Stored entries:
▬▬▬

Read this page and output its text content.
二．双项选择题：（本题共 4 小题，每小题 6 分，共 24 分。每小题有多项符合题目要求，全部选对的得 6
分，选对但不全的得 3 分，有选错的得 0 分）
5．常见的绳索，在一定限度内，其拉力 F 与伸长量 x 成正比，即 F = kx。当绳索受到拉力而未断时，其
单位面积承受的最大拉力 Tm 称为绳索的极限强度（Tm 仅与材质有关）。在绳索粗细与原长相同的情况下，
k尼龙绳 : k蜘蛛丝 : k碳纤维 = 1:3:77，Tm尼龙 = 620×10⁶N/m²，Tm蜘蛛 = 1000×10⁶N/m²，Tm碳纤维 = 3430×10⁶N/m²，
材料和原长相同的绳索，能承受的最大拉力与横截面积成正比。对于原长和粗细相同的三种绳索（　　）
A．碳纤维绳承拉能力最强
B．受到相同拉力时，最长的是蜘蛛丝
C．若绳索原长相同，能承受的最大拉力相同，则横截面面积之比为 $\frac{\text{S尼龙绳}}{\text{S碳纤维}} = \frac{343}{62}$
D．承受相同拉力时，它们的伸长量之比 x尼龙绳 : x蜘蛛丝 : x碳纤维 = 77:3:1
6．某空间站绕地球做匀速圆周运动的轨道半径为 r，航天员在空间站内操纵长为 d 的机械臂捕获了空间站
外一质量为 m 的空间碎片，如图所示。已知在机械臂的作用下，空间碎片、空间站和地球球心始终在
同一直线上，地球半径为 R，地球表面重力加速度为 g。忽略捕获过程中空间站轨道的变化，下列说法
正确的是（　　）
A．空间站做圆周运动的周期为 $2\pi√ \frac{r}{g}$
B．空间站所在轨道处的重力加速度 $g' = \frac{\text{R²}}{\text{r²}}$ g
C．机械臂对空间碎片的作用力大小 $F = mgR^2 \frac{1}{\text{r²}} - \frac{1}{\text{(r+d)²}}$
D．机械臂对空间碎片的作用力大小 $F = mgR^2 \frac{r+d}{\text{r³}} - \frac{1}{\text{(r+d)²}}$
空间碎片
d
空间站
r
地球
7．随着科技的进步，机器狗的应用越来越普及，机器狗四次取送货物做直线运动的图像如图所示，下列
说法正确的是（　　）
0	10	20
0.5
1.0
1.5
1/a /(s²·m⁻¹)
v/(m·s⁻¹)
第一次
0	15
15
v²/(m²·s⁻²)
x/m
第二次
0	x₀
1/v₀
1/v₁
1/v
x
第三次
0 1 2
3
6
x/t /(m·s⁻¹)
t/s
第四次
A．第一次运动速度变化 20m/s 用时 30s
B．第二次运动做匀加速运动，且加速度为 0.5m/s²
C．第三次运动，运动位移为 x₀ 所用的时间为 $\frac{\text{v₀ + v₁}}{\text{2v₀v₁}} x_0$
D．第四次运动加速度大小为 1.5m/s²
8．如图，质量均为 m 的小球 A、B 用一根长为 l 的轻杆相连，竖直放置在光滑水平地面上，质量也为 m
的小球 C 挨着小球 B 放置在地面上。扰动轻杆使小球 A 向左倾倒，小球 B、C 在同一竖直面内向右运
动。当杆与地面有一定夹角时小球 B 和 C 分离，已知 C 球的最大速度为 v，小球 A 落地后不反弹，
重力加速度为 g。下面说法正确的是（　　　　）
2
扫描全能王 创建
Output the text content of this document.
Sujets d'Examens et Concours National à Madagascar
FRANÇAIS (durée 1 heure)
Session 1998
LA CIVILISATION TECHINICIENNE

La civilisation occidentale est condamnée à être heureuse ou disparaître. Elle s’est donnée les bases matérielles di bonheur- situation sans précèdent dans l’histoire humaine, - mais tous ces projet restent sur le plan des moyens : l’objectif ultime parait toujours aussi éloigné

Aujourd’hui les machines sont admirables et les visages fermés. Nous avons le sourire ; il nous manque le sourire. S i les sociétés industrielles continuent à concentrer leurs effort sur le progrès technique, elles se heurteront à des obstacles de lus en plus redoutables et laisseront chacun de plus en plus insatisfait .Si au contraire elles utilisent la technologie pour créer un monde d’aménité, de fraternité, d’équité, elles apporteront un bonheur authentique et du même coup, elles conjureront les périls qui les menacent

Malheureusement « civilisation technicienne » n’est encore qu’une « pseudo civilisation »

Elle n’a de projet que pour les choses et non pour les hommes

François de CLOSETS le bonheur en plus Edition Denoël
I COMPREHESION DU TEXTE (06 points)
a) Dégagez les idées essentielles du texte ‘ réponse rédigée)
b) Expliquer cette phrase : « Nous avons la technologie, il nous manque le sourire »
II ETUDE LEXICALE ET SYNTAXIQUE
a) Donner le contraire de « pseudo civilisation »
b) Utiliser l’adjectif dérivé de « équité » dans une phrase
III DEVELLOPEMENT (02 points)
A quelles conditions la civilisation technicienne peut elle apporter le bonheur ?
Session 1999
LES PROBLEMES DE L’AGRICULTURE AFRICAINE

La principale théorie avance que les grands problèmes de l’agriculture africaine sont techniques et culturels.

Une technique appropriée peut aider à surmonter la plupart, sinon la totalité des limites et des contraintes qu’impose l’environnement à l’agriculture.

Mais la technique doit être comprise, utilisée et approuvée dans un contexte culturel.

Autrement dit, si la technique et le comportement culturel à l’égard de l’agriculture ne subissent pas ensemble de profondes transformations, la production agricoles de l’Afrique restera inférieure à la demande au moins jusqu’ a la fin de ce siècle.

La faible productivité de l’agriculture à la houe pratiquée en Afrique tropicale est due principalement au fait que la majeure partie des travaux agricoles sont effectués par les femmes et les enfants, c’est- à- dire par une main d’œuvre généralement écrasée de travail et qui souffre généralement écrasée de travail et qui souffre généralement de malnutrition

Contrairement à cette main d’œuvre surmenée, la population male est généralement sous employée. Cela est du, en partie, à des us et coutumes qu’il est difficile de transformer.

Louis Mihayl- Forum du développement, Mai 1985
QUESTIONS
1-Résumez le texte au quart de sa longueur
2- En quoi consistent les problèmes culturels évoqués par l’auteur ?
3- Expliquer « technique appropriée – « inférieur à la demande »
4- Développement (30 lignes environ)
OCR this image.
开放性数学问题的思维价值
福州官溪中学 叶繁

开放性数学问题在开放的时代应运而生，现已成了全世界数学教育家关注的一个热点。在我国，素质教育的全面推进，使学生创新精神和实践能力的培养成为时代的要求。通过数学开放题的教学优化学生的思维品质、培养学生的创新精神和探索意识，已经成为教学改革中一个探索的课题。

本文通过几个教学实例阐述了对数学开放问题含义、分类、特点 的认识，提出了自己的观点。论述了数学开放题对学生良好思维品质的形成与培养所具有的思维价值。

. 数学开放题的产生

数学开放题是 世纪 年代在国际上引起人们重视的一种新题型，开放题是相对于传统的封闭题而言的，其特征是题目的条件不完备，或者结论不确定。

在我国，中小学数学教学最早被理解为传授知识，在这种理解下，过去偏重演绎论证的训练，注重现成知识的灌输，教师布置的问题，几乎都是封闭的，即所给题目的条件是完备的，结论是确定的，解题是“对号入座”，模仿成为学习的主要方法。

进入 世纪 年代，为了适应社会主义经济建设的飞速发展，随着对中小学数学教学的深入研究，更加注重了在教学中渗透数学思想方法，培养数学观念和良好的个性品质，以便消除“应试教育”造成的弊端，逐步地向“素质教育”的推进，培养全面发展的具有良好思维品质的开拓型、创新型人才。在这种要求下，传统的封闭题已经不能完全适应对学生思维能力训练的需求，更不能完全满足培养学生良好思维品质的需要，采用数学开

▬▬▬

• [Given exercise] Exactly reproduce every record.

• [Response]
Read this page and output its text content.
二．双项选择题：（本题共 4 小题，每小题 6 分，共 24 分。每小题有多项符合题目要求，全部选对的得 6
分，选对但不全的得 3 分，有选错的得 0 分）
5．常见的绳索，在一定限度内，其拉力 F 与伸长量 x 成正比，即 F = kx。当绳索受到拉力而未断时，其
单位面积承受的最大拉力 Tm 称为绳索的极限强度（Tm 仅与材质有关）。在绳索粗细与原长相同的情况下，
k尼龙绳 : k蜘蛛丝 : k碳纤维 = 1:3:77，Tm尼龙 = 620×10⁶N/m²，Tm蜘蛛 = 1000×10⁶N/m²，Tm碳纤维 = 3430×10⁶N/m²，
材料和原长相同的绳索，能承受的最大拉力与横截面积成正比。对于原长和粗细相同的三种绳索（　　）
A．碳纤维绳承拉能力最强
B．受到相同拉力时，最长的是蜘蛛丝
C．若绳索原长相同，能承受的最大拉力相同，则横截面面积之比为 $\frac{\text{S尼龙绳}}{\text{S碳纤维}} = \frac{343}{62}$
D．承受相同拉力时，它们的伸长量之比 x尼龙绳 : x蜘蛛丝 : x碳纤维 = 77:3:1
6．某空间站绕地球做匀速圆周运动的轨道半径为 r，航天员在空间站内操纵长为 d 的机械臂捕获了空间站
外一质量为 m 的空间碎片，如图所示。已知在机械臂的作用下，空间碎片、空间站和地球球心始终在
同一直线上，地球半径为 R，地球表面重力加速度为 g。忽略捕获过程中空间站轨道的变化，下列说法
正确的是（　　）
A．空间站做圆周运动的周期为 $2\pi√ \frac{r}{g}$
B．空间站所在轨道处的重力加速度 $g' = \frac{\text{R²}}{\text{r²}}$ g
C．机械臂对空间碎片的作用力大小 $F = mgR^2 \frac{1}{\text{r²}} - \frac{1}{\text{(r+d)²}}$
D．机械臂对空间碎片的作用力大小 $F = mgR^2 \frac{r+d}{\text{r³}} - \frac{1}{\text{(r+d)²}}$
空间碎片
d
空间站
r
地球
7．随着科技的进步，机器狗的应用越来越普及，机器狗四次取送货物做直线运动的图像如图所示，下列
说法正确的是（　　）
0	10	20
0.5
1.0
1.5
1/a /(s²·m⁻¹)
v/(m·s⁻¹)
第一次
0	15
15
v²/(m²·s⁻²)
x/m
第二次
0	x₀
1/v₀
1/v₁
1/v
x
第三次
0 1 2
3
6
x/t /(m·s⁻¹)
t/s
第四次
A．第一次运动速度变化 20m/s 用时 30s
B．第二次运动做匀加速运动，且加速度为 0.5m/s²
C．第三次运动，运动位移为 x₀ 所用的时间为 $\frac{\text{v₀ + v₁}}{\text{2v₀v₁}} x_0$
D．第四次运动加速度大小为 1.5m/s²
8．如图，质量均为 m 的小球 A、B 用一根长为 l 的轻杆相连，竖直放置在光滑水平地面上，质量也为 m
的小球 C 挨着小球 B 放置在地面上。扰动轻杆使小球 A 向左倾倒，小球 B、C 在同一竖直面内向右运
动。当杆与地面有一定夹角时小球 B 和 C 分离，已知 C 球的最大速度为 v，小球 A 落地后不反弹，
重力加速度为 g。下面说法正确的是（　　　　）
2
扫描全能王 创建
Output the text content of this document.
Sujets d'Examens et Concours National à Madagascar
FRANÇAIS (durée 1 heure)
Session 1998
LA CIVILISATION TECHINICIENNE

La civilisation occidentale est condamnée à être heureuse ou disparaître. Elle s’est donnée les bases matérielles di bonheur- situation sans précèdent dans l’histoire humaine, - mais tous ces projet restent sur le plan des moyens : l’objectif ultime parait toujours aussi éloigné

Aujourd’hui les machines sont admirables et les visages fermés. Nous avons le sourire ; il nous manque le sourire. S i les sociétés industrielles continuent à concentrer leurs effort sur le progrès technique, elles se heurteront à des obstacles de lus en plus redoutables et laisseront chacun de plus en plus insatisfait .Si au contraire elles utilisent la technologie pour créer un monde d’aménité, de fraternité, d’équité, elles apporteront un bonheur authentique et du même coup, elles conjureront les périls qui les menacent

Malheureusement « civilisation technicienne » n’est encore qu’une « pseudo civilisation »

Elle n’a de projet que pour les choses et non pour les hommes

François de CLOSETS le bonheur en plus Edition Denoël
I COMPREHESION DU TEXTE (06 points)
a) Dégagez les idées essentielles du texte ‘ réponse rédigée)
b) Expliquer cette phrase : « Nous avons la technologie, il nous manque le sourire »
II ETUDE LEXICALE ET SYNTAXIQUE
a) Donner le contraire de « pseudo civilisation »
b) Utiliser l’adjectif dérivé de « équité » dans une phrase
III DEVELLOPEMENT (02 points)
A quelles conditions la civilisation technicienne peut elle apporter le bonheur ?
Session 1999
LES PROBLEMES DE L’AGRICULTURE AFRICAINE

La principale théorie avance que les grands problèmes de l’agriculture africaine sont techniques et culturels.

Une technique appropriée peut aider à surmonter la plupart, sinon la totalité des limites et des contraintes qu’impose l’environnement à l’agriculture.

Mais la technique doit être comprise, utilisée et approuvée dans un contexte culturel.

Autrement dit, si la technique et le comportement culturel à l’égard de l’agriculture ne subissent pas ensemble de profondes transformations, la production agricoles de l’Afrique restera inférieure à la demande au moins jusqu’ a la fin de ce siècle.

La faible productivité de l’agriculture à la houe pratiquée en Afrique tropicale est due principalement au fait que la majeure partie des travaux agricoles sont effectués par les femmes et les enfants, c’est- à- dire par une main d’œuvre généralement écrasée de travail et qui souffre généralement écrasée de travail et qui souffre généralement de malnutrition

Contrairement à cette main d’œuvre surmenée, la population male est généralement sous employée. Cela est du, en partie, à des us et coutumes qu’il est difficile de transformer.

Louis Mihayl- Forum du développement, Mai 1985
QUESTIONS
1-Résumez le texte au quart de sa longueur
2- En quoi consistent les problèmes culturels évoqués par l’auteur ?
3- Expliquer « technique appropriée – « inférieur à la demande »
4- Développement (30 lignes environ)
OCR this image.
开放性数学问题的思维价值
福州官溪中学 叶繁

开放性数学问题在开放的时代应运而生，现已成了全世界数学教育家关注的一个热点。在我国，素质教育的全面推进，使学生创新精神和实践能力的培养成为时代的要求。通过数学开放题的教学优化学生的思维品质、培养学生的创新精神和探索意识，已经成为教学改革中一个探索的课题。

本文通过几个教学实例阐述了对数学开放问题含义、分类、特点 的认识，提出了自己的观点。论述了数学开放题对学生良好思维品质的形成与培养所具有的思维价值。

. 数学开放题的产生

数学开放题是 世纪 年代在国际上引起人们重视的一种新题型，开放题是相对于传统的封闭题而言的，其特征是题目的条件不完备，或者结论不确定。

在我国，中小学数学教学最早被理解为传授知识，在这种理解下，过去偏重演绎论证的训练，注重现成知识的灌输，教师布置的问题，几乎都是封闭的，即所给题目的条件是完备的，结论是确定的，解题是“对号入座”，模仿成为学习的主要方法。

进入 世纪 年代，为了适应社会主义经济建设的飞速发展，随着对中小学数学教学的深入研究，更加注重了在教学中渗透数学思想方法，培养数学观念和良好的个性品质，以便消除“应试教育”造成的弊端，逐步地向“素质教育”的推进，培养全面发展的具有良好思维品质的开拓型、创新型人才。在这种要求下，传统的封闭题已经不能完全适应对学生思维能力训练的需求，更不能完全满足培养学生良好思维品质的需要，采用数学开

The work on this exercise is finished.